• _Instructions for the task_:
Filter the entries, keeping every line with the word "this".

• _Record excerpts_:
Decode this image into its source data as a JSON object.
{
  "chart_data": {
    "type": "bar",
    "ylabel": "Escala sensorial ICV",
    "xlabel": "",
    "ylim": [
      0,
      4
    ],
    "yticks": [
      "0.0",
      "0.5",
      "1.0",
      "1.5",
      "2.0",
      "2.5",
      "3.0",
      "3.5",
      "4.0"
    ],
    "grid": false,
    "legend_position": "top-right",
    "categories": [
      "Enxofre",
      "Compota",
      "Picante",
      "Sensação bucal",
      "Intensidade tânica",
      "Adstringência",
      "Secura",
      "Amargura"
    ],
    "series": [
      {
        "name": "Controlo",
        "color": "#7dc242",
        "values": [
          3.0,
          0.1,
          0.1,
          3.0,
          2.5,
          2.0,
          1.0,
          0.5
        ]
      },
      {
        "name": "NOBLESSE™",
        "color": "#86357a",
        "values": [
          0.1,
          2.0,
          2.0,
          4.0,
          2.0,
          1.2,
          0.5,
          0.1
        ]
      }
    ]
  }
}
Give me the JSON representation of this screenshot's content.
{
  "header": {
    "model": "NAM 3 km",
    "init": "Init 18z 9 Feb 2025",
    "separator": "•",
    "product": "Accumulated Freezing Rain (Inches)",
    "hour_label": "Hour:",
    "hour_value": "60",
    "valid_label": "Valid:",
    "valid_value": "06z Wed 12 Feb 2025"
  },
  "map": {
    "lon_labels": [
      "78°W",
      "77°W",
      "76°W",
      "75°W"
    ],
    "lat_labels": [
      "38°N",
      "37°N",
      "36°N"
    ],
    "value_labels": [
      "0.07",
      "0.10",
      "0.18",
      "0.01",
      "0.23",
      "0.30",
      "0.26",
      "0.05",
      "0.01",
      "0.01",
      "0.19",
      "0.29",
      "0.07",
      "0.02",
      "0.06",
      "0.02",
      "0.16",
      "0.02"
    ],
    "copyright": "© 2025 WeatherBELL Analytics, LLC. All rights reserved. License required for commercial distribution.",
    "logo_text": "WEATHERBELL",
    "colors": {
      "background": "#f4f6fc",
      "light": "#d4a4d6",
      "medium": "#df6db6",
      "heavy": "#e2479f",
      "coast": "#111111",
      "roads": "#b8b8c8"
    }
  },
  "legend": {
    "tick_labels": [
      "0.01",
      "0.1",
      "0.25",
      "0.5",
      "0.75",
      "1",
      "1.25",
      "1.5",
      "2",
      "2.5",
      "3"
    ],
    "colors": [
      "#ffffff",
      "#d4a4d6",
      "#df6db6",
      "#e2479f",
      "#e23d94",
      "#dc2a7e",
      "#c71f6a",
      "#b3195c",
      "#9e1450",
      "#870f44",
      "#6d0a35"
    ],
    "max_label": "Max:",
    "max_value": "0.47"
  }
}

• _Complete output_:
Decode this image into its source data as a JSON object.
Give me the JSON representation of this screenshot's content.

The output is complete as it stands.